(Data extracted from a collection)
+++++

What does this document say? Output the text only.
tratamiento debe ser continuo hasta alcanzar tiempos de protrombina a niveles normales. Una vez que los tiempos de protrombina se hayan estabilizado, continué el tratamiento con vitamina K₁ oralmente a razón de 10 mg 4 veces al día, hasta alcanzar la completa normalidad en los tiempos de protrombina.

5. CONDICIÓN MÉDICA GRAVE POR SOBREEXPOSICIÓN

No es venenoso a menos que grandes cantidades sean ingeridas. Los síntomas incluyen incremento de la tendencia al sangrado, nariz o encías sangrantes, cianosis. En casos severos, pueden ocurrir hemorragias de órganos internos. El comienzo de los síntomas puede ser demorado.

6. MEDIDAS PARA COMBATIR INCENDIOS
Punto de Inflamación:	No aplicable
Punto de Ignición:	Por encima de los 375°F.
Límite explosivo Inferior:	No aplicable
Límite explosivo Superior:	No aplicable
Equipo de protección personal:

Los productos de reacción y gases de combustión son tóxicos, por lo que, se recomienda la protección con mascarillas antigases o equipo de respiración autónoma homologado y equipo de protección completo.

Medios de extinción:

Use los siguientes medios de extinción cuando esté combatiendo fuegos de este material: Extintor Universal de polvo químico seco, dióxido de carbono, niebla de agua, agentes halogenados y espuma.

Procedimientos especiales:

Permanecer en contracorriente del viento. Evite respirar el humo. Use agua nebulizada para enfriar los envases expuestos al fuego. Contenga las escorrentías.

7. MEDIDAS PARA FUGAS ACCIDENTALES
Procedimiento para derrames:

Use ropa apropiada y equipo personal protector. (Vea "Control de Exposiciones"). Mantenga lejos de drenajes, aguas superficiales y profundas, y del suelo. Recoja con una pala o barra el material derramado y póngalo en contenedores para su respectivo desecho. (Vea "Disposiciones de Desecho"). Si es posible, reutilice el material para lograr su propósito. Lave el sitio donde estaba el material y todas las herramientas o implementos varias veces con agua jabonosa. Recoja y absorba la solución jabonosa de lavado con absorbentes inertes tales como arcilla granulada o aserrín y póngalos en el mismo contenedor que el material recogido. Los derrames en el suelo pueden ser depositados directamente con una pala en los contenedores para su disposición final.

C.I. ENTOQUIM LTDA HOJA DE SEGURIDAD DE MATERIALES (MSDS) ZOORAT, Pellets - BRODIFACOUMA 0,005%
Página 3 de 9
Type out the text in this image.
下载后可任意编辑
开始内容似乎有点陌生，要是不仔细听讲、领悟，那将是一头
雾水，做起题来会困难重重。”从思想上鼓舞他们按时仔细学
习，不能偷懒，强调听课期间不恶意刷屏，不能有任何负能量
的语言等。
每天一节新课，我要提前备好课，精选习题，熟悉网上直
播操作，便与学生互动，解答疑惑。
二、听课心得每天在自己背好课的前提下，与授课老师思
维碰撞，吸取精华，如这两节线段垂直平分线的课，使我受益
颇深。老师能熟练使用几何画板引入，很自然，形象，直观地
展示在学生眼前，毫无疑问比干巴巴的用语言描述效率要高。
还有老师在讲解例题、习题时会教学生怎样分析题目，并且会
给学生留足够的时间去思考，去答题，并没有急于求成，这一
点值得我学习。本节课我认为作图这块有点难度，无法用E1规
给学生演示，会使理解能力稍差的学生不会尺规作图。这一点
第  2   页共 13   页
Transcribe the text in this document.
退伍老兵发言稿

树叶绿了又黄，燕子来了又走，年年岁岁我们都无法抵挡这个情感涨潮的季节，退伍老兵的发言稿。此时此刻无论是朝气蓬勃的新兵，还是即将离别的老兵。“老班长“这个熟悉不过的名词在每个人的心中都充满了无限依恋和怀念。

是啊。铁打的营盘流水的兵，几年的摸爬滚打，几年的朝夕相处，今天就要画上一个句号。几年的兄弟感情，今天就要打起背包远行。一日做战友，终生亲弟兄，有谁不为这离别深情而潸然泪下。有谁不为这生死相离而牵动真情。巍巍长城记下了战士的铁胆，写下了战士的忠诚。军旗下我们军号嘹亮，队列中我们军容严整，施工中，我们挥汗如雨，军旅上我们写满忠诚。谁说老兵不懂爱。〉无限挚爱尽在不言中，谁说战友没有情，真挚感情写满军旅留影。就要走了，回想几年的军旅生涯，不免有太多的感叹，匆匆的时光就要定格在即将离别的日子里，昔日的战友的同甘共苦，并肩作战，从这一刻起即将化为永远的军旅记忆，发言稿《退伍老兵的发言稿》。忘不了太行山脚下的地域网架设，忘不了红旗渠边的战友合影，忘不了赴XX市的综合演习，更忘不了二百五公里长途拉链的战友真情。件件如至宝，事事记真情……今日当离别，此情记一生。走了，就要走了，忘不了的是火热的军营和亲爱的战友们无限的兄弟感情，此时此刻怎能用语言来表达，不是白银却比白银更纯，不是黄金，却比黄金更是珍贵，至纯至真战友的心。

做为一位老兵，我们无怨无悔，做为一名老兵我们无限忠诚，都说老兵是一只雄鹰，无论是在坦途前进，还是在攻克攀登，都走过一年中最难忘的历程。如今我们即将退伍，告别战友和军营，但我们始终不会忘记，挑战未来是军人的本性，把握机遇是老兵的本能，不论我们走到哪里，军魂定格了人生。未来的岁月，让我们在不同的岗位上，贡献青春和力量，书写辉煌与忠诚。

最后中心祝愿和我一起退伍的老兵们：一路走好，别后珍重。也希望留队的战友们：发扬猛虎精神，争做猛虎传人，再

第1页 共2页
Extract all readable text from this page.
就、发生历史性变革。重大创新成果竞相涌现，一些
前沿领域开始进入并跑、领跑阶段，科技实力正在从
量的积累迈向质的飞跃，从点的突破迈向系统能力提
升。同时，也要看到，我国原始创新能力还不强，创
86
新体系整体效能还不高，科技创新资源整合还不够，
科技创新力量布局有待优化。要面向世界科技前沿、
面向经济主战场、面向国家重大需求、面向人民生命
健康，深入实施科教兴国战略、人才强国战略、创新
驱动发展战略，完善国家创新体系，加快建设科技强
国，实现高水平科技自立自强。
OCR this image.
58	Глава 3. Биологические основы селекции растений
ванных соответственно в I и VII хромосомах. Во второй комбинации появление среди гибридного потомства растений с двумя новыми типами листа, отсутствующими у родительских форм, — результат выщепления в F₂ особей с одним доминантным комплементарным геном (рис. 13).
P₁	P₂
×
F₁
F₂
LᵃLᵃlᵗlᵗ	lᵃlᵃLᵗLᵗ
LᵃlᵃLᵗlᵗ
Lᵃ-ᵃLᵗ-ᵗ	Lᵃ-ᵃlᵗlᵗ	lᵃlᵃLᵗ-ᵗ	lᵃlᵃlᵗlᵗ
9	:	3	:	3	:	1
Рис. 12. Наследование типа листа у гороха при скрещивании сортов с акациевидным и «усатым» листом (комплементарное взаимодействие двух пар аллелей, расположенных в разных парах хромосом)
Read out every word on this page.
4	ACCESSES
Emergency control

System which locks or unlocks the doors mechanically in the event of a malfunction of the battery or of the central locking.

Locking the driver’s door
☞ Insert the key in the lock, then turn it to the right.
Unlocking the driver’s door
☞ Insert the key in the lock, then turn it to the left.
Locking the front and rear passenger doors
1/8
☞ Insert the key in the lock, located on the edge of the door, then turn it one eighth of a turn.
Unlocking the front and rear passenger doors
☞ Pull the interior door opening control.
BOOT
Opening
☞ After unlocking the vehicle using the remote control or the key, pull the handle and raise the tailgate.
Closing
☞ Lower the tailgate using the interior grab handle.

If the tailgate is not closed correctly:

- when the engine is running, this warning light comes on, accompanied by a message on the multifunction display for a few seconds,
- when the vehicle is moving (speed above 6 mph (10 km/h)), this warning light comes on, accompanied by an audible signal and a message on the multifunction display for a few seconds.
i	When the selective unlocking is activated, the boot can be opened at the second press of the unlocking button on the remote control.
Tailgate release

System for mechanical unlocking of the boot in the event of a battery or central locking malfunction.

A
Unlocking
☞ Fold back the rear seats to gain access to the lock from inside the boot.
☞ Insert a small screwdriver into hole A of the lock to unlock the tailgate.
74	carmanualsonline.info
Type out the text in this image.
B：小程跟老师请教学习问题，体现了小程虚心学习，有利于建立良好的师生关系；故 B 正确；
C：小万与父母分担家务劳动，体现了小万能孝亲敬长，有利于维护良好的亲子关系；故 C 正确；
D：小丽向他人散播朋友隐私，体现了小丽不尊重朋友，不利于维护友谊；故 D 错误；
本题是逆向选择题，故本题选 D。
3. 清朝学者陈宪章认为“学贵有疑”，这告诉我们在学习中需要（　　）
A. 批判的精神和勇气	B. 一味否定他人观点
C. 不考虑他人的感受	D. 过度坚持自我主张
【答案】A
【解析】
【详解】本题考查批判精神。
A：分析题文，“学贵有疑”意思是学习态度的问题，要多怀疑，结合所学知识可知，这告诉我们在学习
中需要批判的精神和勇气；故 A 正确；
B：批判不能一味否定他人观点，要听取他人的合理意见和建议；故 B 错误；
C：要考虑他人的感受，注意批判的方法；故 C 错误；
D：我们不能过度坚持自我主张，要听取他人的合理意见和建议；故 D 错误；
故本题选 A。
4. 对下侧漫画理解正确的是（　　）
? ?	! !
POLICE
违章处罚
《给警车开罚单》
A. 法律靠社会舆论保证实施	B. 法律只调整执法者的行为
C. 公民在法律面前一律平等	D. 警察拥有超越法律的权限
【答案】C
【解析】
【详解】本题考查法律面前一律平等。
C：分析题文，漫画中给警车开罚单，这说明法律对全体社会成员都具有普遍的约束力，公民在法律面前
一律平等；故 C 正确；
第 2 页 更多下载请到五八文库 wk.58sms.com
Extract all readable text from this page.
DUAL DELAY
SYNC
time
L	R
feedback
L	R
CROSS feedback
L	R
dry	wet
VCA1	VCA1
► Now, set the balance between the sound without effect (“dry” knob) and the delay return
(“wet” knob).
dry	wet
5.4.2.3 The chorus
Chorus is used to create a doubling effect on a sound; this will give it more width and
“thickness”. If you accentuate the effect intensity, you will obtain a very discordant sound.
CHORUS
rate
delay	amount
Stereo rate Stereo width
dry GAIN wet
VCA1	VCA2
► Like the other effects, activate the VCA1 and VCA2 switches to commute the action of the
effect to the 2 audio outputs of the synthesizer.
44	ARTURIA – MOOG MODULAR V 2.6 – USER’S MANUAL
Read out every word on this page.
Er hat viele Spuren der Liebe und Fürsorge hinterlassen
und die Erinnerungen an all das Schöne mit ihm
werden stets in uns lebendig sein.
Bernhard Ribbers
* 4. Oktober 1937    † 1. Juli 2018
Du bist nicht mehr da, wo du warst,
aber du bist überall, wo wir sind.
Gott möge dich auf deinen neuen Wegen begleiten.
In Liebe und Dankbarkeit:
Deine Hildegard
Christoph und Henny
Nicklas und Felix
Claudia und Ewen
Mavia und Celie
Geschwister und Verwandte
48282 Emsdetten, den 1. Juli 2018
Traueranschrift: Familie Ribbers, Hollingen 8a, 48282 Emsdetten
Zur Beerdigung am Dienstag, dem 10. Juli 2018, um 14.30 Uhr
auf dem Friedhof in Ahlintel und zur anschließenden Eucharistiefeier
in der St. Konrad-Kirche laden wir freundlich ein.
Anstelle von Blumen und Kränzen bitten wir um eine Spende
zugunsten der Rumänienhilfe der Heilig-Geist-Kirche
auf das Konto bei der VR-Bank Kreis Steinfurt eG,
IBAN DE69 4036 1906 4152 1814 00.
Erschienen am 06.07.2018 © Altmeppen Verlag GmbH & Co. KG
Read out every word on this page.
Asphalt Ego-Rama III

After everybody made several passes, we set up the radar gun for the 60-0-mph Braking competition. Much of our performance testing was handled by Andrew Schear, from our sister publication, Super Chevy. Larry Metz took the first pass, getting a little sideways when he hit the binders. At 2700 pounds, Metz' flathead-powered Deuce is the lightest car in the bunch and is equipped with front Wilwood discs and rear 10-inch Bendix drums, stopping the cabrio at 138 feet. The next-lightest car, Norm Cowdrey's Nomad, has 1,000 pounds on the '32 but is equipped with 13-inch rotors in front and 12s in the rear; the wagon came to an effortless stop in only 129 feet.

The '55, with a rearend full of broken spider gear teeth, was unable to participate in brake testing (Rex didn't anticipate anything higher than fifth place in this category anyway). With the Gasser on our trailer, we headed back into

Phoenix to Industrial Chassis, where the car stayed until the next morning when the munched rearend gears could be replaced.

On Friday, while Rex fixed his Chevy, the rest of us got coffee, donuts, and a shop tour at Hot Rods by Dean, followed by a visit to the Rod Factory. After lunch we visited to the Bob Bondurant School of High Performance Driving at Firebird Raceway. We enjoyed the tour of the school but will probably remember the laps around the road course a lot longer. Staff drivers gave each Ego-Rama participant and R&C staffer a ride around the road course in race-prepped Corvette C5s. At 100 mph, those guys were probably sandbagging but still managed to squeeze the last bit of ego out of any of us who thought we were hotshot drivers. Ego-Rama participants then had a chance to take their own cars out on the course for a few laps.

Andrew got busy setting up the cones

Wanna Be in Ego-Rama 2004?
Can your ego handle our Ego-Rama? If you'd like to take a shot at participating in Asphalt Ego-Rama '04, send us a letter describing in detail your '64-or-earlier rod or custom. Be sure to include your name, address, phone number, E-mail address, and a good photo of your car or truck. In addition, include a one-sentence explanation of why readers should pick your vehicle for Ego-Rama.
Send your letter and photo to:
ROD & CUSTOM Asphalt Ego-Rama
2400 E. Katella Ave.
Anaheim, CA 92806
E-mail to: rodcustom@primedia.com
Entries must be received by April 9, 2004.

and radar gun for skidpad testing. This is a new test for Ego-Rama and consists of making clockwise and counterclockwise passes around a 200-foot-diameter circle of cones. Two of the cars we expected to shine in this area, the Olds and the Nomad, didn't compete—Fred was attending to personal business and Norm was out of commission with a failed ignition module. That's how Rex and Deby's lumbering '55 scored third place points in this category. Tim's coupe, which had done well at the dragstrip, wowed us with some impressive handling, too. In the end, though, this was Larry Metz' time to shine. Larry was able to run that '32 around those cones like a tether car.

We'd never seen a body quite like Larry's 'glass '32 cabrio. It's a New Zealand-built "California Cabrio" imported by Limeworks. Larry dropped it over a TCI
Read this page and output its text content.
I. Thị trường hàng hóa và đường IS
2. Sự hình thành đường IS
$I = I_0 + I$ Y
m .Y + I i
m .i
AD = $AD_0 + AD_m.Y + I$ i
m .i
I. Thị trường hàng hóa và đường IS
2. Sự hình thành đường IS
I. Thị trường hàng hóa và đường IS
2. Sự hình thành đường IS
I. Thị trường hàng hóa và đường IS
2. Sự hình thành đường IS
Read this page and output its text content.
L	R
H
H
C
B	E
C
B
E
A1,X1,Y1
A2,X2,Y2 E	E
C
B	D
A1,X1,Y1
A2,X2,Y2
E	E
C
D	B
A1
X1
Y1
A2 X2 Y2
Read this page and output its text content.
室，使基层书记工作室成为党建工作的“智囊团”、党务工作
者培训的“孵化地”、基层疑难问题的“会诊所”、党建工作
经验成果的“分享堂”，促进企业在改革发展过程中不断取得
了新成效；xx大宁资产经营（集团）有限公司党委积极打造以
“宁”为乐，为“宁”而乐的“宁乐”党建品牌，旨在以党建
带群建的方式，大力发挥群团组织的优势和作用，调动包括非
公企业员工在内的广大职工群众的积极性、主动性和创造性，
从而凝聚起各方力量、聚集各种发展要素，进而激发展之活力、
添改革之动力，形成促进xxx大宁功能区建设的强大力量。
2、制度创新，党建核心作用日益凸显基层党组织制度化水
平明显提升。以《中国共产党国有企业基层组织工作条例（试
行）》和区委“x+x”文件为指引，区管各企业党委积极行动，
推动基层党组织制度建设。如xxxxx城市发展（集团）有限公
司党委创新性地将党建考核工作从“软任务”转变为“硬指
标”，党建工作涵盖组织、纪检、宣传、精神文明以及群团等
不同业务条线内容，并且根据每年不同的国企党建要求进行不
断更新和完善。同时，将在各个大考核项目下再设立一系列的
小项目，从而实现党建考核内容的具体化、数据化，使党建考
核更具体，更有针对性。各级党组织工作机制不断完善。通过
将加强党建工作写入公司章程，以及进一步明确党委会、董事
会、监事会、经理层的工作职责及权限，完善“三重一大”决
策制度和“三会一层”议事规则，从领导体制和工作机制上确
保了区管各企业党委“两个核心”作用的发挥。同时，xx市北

+++++

EXERCISE REQUIREMENTS ::
Show every line in the entries where the string "sound" occurs.

COMPLETED TASK ::
► Now, set the balance between the sound without effect (“dry” knob) and the delay return
Chorus is used to create a doubling effect on a sound; this will give it more width and
“thickness”. If you accentuate the effect intensity, you will obtain a very discordant sound.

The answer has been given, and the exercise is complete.